Leave out any picture and return the remaining listing below exactly as given.
--- --- ---
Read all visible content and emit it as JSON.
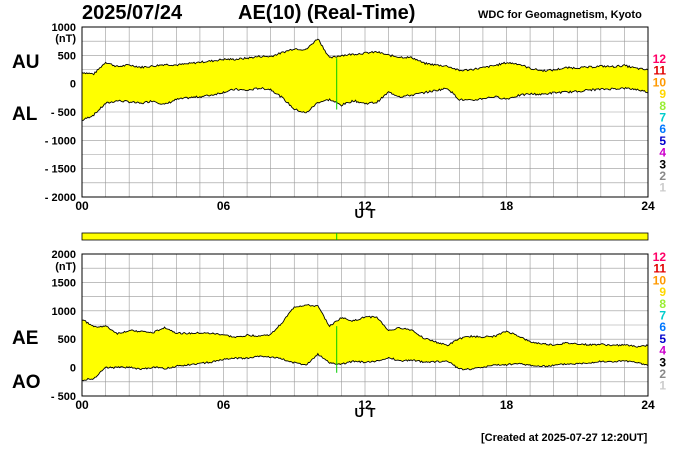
{
  "header": {
    "date": "2025/07/24",
    "title": "AE(10) (Real-Time)",
    "source": "WDC for Geomagnetism, Kyoto"
  },
  "footer": {
    "created": "[Created at 2025-07-27 12:20UT]"
  },
  "colors": {
    "fill": "#ffff00",
    "line": "#000000",
    "grid": "#999999",
    "marker": "#00cc00"
  },
  "scale_legend": [
    {
      "label": "12",
      "color": "#ff0066"
    },
    {
      "label": "11",
      "color": "#e00000"
    },
    {
      "label": "10",
      "color": "#ff9900"
    },
    {
      "label": "9",
      "color": "#ffd700"
    },
    {
      "label": "8",
      "color": "#99ee33"
    },
    {
      "label": "7",
      "color": "#00cccc"
    },
    {
      "label": "6",
      "color": "#0077ff"
    },
    {
      "label": "5",
      "color": "#0000cc"
    },
    {
      "label": "4",
      "color": "#cc00cc"
    },
    {
      "label": "3",
      "color": "#000000"
    },
    {
      "label": "2",
      "color": "#888888"
    },
    {
      "label": "1",
      "color": "#cccccc"
    }
  ],
  "chart_data": [
    {
      "type": "area",
      "ylabel": "(nT)",
      "xlabel": "U T",
      "upper_label": "AU",
      "lower_label": "AL",
      "ylim": [
        -2000,
        1000
      ],
      "yticks": [
        1000,
        500,
        0,
        -500,
        -1000,
        -1500,
        -2000
      ],
      "xlim": [
        0,
        24
      ],
      "xticks": [
        "00",
        "06",
        "12",
        "18",
        "24"
      ],
      "hours": [
        0,
        0.5,
        1,
        1.5,
        2,
        2.5,
        3,
        3.5,
        4,
        4.5,
        5,
        5.5,
        6,
        6.5,
        7,
        7.5,
        8,
        8.5,
        9,
        9.5,
        10,
        10.5,
        11,
        11.5,
        12,
        12.5,
        13,
        13.5,
        14,
        14.5,
        15,
        15.5,
        16,
        16.5,
        17,
        17.5,
        18,
        18.5,
        19,
        19.5,
        20,
        20.5,
        21,
        21.5,
        22,
        22.5,
        23,
        23.5,
        24
      ],
      "series": [
        {
          "name": "AU",
          "values": [
            200,
            170,
            380,
            300,
            330,
            290,
            310,
            340,
            330,
            350,
            380,
            400,
            430,
            430,
            450,
            480,
            480,
            550,
            620,
            600,
            800,
            450,
            500,
            520,
            540,
            560,
            500,
            470,
            460,
            360,
            330,
            310,
            230,
            250,
            280,
            320,
            370,
            350,
            270,
            230,
            240,
            280,
            280,
            290,
            310,
            300,
            320,
            270,
            240
          ]
        },
        {
          "name": "AL",
          "values": [
            -650,
            -550,
            -350,
            -300,
            -320,
            -350,
            -300,
            -370,
            -280,
            -250,
            -230,
            -200,
            -150,
            -100,
            -120,
            -80,
            -100,
            -250,
            -450,
            -520,
            -330,
            -280,
            -380,
            -300,
            -350,
            -330,
            -150,
            -230,
            -200,
            -160,
            -120,
            -80,
            -280,
            -300,
            -260,
            -230,
            -270,
            -210,
            -180,
            -190,
            -160,
            -150,
            -140,
            -110,
            -100,
            -90,
            -80,
            -100,
            -150
          ]
        }
      ]
    },
    {
      "type": "area",
      "ylabel": "(nT)",
      "xlabel": "U T",
      "upper_label": "AE",
      "lower_label": "AO",
      "ylim": [
        -500,
        2000
      ],
      "yticks": [
        2000,
        1500,
        1000,
        500,
        0,
        -500
      ],
      "xlim": [
        0,
        24
      ],
      "xticks": [
        "00",
        "06",
        "12",
        "18",
        "24"
      ],
      "hours": [
        0,
        0.5,
        1,
        1.5,
        2,
        2.5,
        3,
        3.5,
        4,
        4.5,
        5,
        5.5,
        6,
        6.5,
        7,
        7.5,
        8,
        8.5,
        9,
        9.5,
        10,
        10.5,
        11,
        11.5,
        12,
        12.5,
        13,
        13.5,
        14,
        14.5,
        15,
        15.5,
        16,
        16.5,
        17,
        17.5,
        18,
        18.5,
        19,
        19.5,
        20,
        20.5,
        21,
        21.5,
        22,
        22.5,
        23,
        23.5,
        24
      ],
      "series": [
        {
          "name": "AE",
          "values": [
            850,
            720,
            730,
            600,
            650,
            640,
            610,
            710,
            610,
            600,
            610,
            600,
            580,
            530,
            570,
            560,
            580,
            800,
            1070,
            1100,
            1080,
            730,
            880,
            820,
            890,
            890,
            650,
            700,
            660,
            520,
            450,
            390,
            510,
            550,
            540,
            550,
            640,
            560,
            450,
            420,
            400,
            430,
            420,
            400,
            410,
            390,
            400,
            370,
            390
          ]
        },
        {
          "name": "AO",
          "values": [
            -220,
            -190,
            0,
            0,
            5,
            -30,
            5,
            -15,
            25,
            50,
            75,
            100,
            140,
            165,
            165,
            200,
            190,
            150,
            85,
            40,
            235,
            85,
            60,
            110,
            95,
            115,
            175,
            120,
            130,
            100,
            105,
            115,
            -25,
            -25,
            10,
            45,
            50,
            70,
            45,
            20,
            40,
            65,
            70,
            90,
            105,
            105,
            120,
            85,
            45
          ]
        }
      ]
    }
  ]
}
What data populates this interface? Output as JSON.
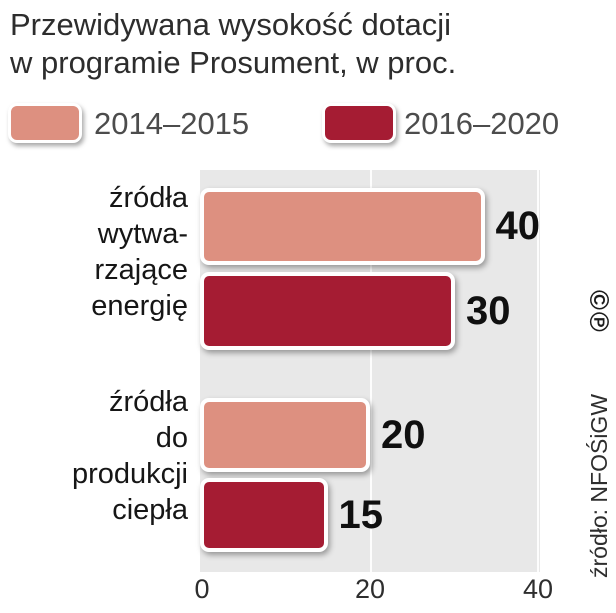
{
  "title": {
    "line1": "Przewidywana wysokość dotacji",
    "line2": "w programie Prosument, w proc."
  },
  "legend": [
    {
      "label": "2014–2015",
      "color": "#dd9080"
    },
    {
      "label": "2016–2020",
      "color": "#a51c33"
    }
  ],
  "chart_data": {
    "type": "bar",
    "orientation": "horizontal",
    "title": "Przewidywana wysokość dotacji w programie Prosument, w proc.",
    "categories": [
      "źródła wytwarzające energię",
      "źródła do produkcji ciepła"
    ],
    "categories_display": [
      "źródła\nwytwa-\nrzające\nenergię",
      "źródła\ndo\nprodukcji\nciepła"
    ],
    "series": [
      {
        "name": "2014–2015",
        "color": "#dd9080",
        "values": [
          40,
          20
        ]
      },
      {
        "name": "2016–2020",
        "color": "#a51c33",
        "values": [
          30,
          15
        ]
      }
    ],
    "xlim": [
      0,
      40
    ],
    "xticks": [
      "0",
      "20",
      "40"
    ],
    "legend_position": "top",
    "grid": true,
    "plot_background": "#e8e8e8"
  },
  "source": "źródło: NFOŚiGW",
  "copyright": "©℗"
}
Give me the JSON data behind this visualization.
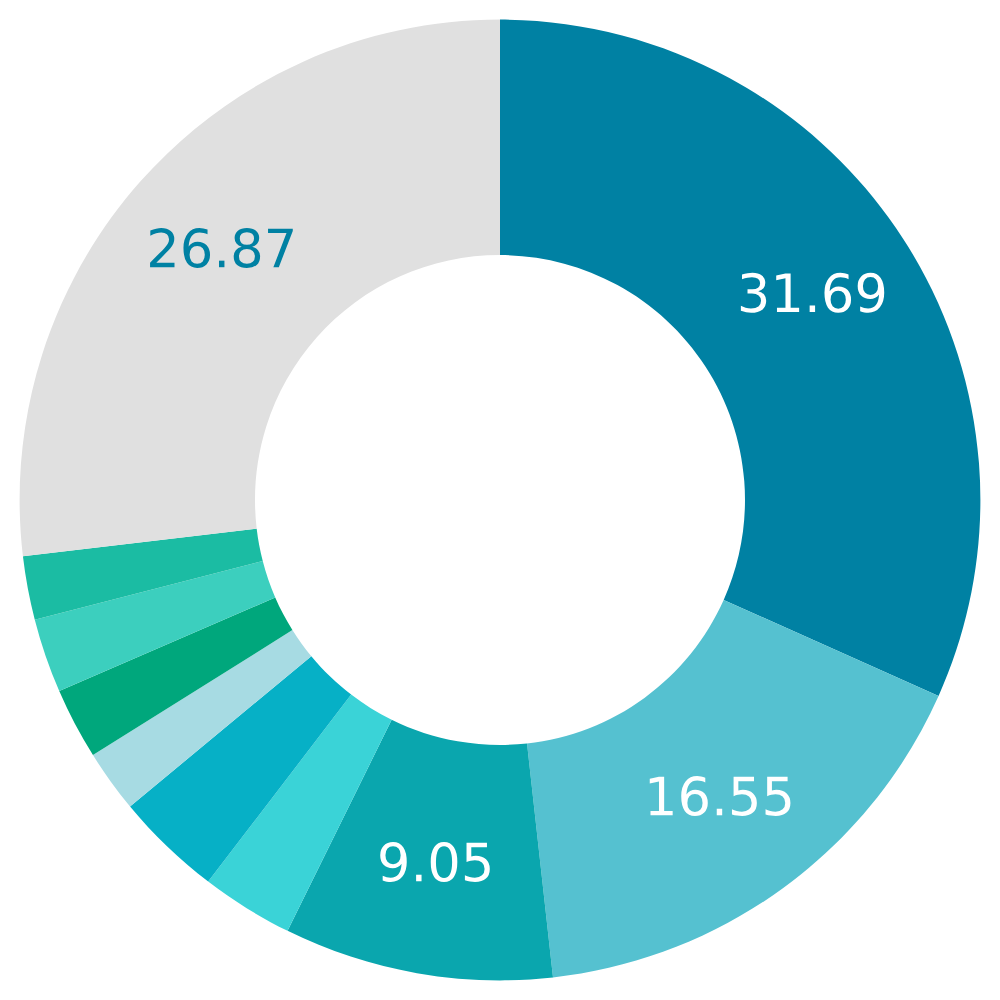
--- --- ---
**Task solution:**
Read all visible content and emit it as JSON.
{
  "header": {
    "date": "2025/07/24",
    "title": "AE(10) (Real-Time)",
    "source": "WDC for Geomagnetism, Kyoto"
  },
  "footer": {
    "created": "[Created at 2025-07-27 12:20UT]"
  },
  "colors": {
    "fill": "#ffff00",
    "line": "#000000",
    "grid": "#999999",
    "marker": "#00cc00"
  },
  "scale_legend": [
    {
      "label": "12",
      "color": "#ff0066"
    },
    {
      "label": "11",
      "color": "#e00000"
    },
    {
      "label": "10",
      "color": "#ff9900"
    },
    {
      "label": "9",
      "color": "#ffd700"
    },
    {
      "label": "8",
      "color": "#99ee33"
    },
    {
      "label": "7",
      "color": "#00cccc"
    },
    {
      "label": "6",
      "color": "#0077ff"
    },
    {
      "label": "5",
      "color": "#0000cc"
    },
    {
      "label": "4",
      "color": "#cc00cc"
    },
    {
      "label": "3",
      "color": "#000000"
    },
    {
      "label": "2",
      "color": "#888888"
    },
    {
      "label": "1",
      "color": "#cccccc"
    }
  ],
  "chart_data": [
    {
      "type": "area",
      "ylabel": "(nT)",
      "xlabel": "U T",
      "upper_label": "AU",
      "lower_label": "AL",
      "ylim": [
        -2000,
        1000
      ],
      "yticks": [
        1000,
        500,
        0,
        -500,
        -1000,
        -1500,
        -2000
      ],
      "xlim": [
        0,
        24
      ],
      "xticks": [
        "00",
        "06",
        "12",
        "18",
        "24"
      ],
      "hours": [
        0,
        0.5,
        1,
        1.5,
        2,
        2.5,
        3,
        3.5,
        4,
        4.5,
        5,
        5.5,
        6,
        6.5,
        7,
        7.5,
        8,
        8.5,
        9,
        9.5,
        10,
        10.5,
        11,
        11.5,
        12,
        12.5,
        13,
        13.5,
        14,
        14.5,
        15,
        15.5,
        16,
        16.5,
        17,
        17.5,
        18,
        18.5,
        19,
        19.5,
        20,
        20.5,
        21,
        21.5,
        22,
        22.5,
        23,
        23.5,
        24
      ],
      "series": [
        {
          "name": "AU",
          "values": [
            200,
            170,
            380,
            300,
            330,
            290,
            310,
            340,
            330,
            350,
            380,
            400,
            430,
            430,
            450,
            480,
            480,
            550,
            620,
            600,
            800,
            450,
            500,
            520,
            540,
            560,
            500,
            470,
            460,
            360,
            330,
            310,
            230,
            250,
            280,
            320,
            370,
            350,
            270,
            230,
            240,
            280,
            280,
            290,
            310,
            300,
            320,
            270,
            240
          ]
        },
        {
          "name": "AL",
          "values": [
            -650,
            -550,
            -350,
            -300,
            -320,
            -350,
            -300,
            -370,
            -280,
            -250,
            -230,
            -200,
            -150,
            -100,
            -120,
            -80,
            -100,
            -250,
            -450,
            -520,
            -330,
            -280,
            -380,
            -300,
            -350,
            -330,
            -150,
            -230,
            -200,
            -160,
            -120,
            -80,
            -280,
            -300,
            -260,
            -230,
            -270,
            -210,
            -180,
            -190,
            -160,
            -150,
            -140,
            -110,
            -100,
            -90,
            -80,
            -100,
            -150
          ]
        }
      ]
    },
    {
      "type": "area",
      "ylabel": "(nT)",
      "xlabel": "U T",
      "upper_label": "AE",
      "lower_label": "AO",
      "ylim": [
        -500,
        2000
      ],
      "yticks": [
        2000,
        1500,
        1000,
        500,
        0,
        -500
      ],
      "xlim": [
        0,
        24
      ],
      "xticks": [
        "00",
        "06",
        "12",
        "18",
        "24"
      ],
      "hours": [
        0,
        0.5,
        1,
        1.5,
        2,
        2.5,
        3,
        3.5,
        4,
        4.5,
        5,
        5.5,
        6,
        6.5,
        7,
        7.5,
        8,
        8.5,
        9,
        9.5,
        10,
        10.5,
        11,
        11.5,
        12,
        12.5,
        13,
        13.5,
        14,
        14.5,
        15,
        15.5,
        16,
        16.5,
        17,
        17.5,
        18,
        18.5,
        19,
        19.5,
        20,
        20.5,
        21,
        21.5,
        22,
        22.5,
        23,
        23.5,
        24
      ],
      "series": [
        {
          "name": "AE",
          "values": [
            850,
            720,
            730,
            600,
            650,
            640,
            610,
            710,
            610,
            600,
            610,
            600,
            580,
            530,
            570,
            560,
            580,
            800,
            1070,
            1100,
            1080,
            730,
            880,
            820,
            890,
            890,
            650,
            700,
            660,
            520,
            450,
            390,
            510,
            550,
            540,
            550,
            640,
            560,
            450,
            420,
            400,
            430,
            420,
            400,
            410,
            390,
            400,
            370,
            390
          ]
        },
        {
          "name": "AO",
          "values": [
            -220,
            -190,
            0,
            0,
            5,
            -30,
            5,
            -15,
            25,
            50,
            75,
            100,
            140,
            165,
            165,
            200,
            190,
            150,
            85,
            40,
            235,
            85,
            60,
            110,
            95,
            115,
            175,
            120,
            130,
            100,
            105,
            115,
            -25,
            -25,
            10,
            45,
            50,
            70,
            45,
            20,
            40,
            65,
            70,
            90,
            105,
            105,
            120,
            85,
            45
          ]
        }
      ]
    }
  ]
}
What data populates this interface? Output as JSON.
{
  "title": {
    "line1": "Przewidywana wysokość dotacji",
    "line2": "w programie Prosument, w proc."
  },
  "legend": [
    {
      "label": "2014–2015",
      "color": "#dd9080"
    },
    {
      "label": "2016–2020",
      "color": "#a51c33"
    }
  ],
  "chart_data": {
    "type": "bar",
    "orientation": "horizontal",
    "title": "Przewidywana wysokość dotacji w programie Prosument, w proc.",
    "categories": [
      "źródła wytwarzające energię",
      "źródła do produkcji ciepła"
    ],
    "categories_display": [
      "źródła\nwytwa-\nrzające\nenergię",
      "źródła\ndo\nprodukcji\nciepła"
    ],
    "series": [
      {
        "name": "2014–2015",
        "color": "#dd9080",
        "values": [
          40,
          20
        ]
      },
      {
        "name": "2016–2020",
        "color": "#a51c33",
        "values": [
          30,
          15
        ]
      }
    ],
    "xlim": [
      0,
      40
    ],
    "xticks": [
      "0",
      "20",
      "40"
    ],
    "legend_position": "top",
    "grid": true,
    "plot_background": "#e8e8e8"
  },
  "source": "źródło: NFOŚiGW",
  "copyright": "©℗"
}
Give me the JSON data behind this visualization.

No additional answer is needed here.